— Start of Information provided —

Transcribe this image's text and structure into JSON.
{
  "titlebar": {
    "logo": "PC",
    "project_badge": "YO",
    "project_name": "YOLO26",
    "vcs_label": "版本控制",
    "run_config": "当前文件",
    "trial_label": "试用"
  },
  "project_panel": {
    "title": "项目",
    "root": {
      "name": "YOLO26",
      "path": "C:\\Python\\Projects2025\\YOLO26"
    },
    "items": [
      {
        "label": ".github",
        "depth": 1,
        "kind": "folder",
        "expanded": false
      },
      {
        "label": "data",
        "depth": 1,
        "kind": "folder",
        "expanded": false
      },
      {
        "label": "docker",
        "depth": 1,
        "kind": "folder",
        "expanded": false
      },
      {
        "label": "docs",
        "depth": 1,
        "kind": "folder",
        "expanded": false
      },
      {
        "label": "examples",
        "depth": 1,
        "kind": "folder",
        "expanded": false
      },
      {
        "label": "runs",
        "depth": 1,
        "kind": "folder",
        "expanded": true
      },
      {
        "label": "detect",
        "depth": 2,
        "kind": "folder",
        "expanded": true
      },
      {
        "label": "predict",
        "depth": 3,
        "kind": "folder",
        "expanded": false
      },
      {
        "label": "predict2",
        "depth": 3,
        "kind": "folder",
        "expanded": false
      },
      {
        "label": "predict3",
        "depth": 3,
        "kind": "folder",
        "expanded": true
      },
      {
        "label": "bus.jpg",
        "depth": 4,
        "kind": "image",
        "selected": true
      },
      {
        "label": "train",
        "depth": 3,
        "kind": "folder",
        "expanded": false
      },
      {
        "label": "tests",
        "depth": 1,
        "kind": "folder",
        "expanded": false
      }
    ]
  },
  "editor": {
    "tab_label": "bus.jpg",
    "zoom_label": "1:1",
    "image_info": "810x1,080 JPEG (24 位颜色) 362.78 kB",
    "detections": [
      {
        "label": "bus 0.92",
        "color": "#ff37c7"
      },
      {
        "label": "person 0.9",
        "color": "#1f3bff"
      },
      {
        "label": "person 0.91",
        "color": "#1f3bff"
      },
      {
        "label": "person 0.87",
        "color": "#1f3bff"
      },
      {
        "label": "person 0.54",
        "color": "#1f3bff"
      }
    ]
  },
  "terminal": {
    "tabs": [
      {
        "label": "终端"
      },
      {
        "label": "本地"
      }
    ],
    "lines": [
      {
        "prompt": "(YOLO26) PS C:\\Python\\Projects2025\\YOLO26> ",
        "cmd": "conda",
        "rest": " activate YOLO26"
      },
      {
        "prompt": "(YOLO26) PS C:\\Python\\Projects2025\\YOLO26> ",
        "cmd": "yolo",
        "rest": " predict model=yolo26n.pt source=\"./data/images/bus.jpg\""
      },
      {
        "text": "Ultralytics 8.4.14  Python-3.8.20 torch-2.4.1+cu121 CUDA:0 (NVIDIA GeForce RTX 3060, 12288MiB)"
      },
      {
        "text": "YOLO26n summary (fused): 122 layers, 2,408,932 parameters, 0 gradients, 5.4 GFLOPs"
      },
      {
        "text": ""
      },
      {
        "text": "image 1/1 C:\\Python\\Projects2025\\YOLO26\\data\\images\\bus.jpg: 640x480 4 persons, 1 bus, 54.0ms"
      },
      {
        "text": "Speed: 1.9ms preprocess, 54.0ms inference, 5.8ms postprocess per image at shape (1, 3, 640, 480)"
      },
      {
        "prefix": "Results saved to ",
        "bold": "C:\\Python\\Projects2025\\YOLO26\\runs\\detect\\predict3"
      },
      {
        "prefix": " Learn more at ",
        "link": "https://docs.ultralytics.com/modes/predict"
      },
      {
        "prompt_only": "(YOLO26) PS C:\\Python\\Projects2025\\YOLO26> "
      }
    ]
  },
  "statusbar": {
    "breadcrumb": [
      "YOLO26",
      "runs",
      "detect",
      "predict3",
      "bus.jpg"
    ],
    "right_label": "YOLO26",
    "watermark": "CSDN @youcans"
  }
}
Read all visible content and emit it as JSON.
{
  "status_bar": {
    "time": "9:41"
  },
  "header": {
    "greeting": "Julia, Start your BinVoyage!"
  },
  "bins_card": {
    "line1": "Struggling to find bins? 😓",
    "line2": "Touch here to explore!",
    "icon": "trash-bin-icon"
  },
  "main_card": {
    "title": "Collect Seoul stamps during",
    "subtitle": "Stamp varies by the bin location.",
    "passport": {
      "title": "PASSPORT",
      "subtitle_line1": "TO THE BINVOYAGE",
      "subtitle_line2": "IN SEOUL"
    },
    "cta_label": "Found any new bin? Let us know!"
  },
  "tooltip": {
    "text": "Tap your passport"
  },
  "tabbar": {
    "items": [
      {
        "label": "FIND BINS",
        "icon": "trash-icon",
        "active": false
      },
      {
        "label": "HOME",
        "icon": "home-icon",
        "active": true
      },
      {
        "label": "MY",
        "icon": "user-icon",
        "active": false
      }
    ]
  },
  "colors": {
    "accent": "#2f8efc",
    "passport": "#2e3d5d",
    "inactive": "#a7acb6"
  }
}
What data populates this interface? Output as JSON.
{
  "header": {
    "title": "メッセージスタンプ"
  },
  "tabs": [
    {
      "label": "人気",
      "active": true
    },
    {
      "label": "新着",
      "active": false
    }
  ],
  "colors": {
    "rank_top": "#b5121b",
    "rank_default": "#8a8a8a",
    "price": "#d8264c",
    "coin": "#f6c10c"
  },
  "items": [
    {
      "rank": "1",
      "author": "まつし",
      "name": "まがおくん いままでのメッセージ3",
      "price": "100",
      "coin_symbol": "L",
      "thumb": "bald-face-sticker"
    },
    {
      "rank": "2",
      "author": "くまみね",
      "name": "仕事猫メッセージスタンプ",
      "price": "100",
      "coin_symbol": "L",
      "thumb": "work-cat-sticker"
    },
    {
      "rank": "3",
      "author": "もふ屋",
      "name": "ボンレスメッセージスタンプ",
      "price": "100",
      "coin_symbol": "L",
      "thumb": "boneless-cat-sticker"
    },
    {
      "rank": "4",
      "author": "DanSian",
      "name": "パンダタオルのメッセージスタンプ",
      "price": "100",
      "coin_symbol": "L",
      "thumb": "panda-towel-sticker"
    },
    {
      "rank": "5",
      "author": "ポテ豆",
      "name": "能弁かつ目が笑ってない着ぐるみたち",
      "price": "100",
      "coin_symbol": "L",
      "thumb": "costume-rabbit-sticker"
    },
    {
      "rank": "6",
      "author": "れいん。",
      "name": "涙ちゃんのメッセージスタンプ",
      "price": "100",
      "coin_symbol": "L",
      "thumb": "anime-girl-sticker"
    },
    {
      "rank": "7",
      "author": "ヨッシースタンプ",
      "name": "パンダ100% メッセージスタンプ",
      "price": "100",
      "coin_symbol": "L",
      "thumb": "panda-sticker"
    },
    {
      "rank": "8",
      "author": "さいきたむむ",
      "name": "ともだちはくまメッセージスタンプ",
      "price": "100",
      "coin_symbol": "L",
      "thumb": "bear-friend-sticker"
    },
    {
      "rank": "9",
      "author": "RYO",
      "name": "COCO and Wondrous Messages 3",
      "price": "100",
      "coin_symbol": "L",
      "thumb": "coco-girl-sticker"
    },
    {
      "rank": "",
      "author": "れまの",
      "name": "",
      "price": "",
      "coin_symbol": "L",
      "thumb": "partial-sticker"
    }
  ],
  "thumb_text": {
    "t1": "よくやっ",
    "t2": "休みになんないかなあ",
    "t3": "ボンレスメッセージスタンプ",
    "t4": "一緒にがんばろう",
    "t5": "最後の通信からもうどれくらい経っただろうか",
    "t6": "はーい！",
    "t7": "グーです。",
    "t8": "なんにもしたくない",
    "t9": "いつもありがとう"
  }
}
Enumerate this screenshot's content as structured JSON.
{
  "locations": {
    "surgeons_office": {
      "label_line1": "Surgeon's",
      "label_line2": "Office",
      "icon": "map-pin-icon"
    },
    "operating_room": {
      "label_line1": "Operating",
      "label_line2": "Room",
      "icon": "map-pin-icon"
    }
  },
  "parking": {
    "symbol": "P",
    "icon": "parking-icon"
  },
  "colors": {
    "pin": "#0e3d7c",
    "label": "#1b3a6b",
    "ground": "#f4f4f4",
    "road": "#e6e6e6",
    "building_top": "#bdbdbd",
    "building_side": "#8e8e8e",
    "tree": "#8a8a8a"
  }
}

— End of Information provided —

→ Task prompt
Find the line with "Enumerate this screenshot's" in the listing above, then write out that line and each remaining line exactly, with no other text.

→ Expected output
Enumerate this screenshot's content as structured JSON.
{
  "locations": {
    "surgeons_office": {
      "label_line1": "Surgeon's",
      "label_line2": "Office",
      "icon": "map-pin-icon"
    },
    "operating_room": {
      "label_line1": "Operating",
      "label_line2": "Room",
      "icon": "map-pin-icon"
    }
  },
  "parking": {
    "symbol": "P",
    "icon": "parking-icon"
  },
  "colors": {
    "pin": "#0e3d7c",
    "label": "#1b3a6b",
    "ground": "#f4f4f4",
    "road": "#e6e6e6",
    "building_top": "#bdbdbd",
    "building_side": "#8e8e8e",
    "tree": "#8a8a8a"
  }
}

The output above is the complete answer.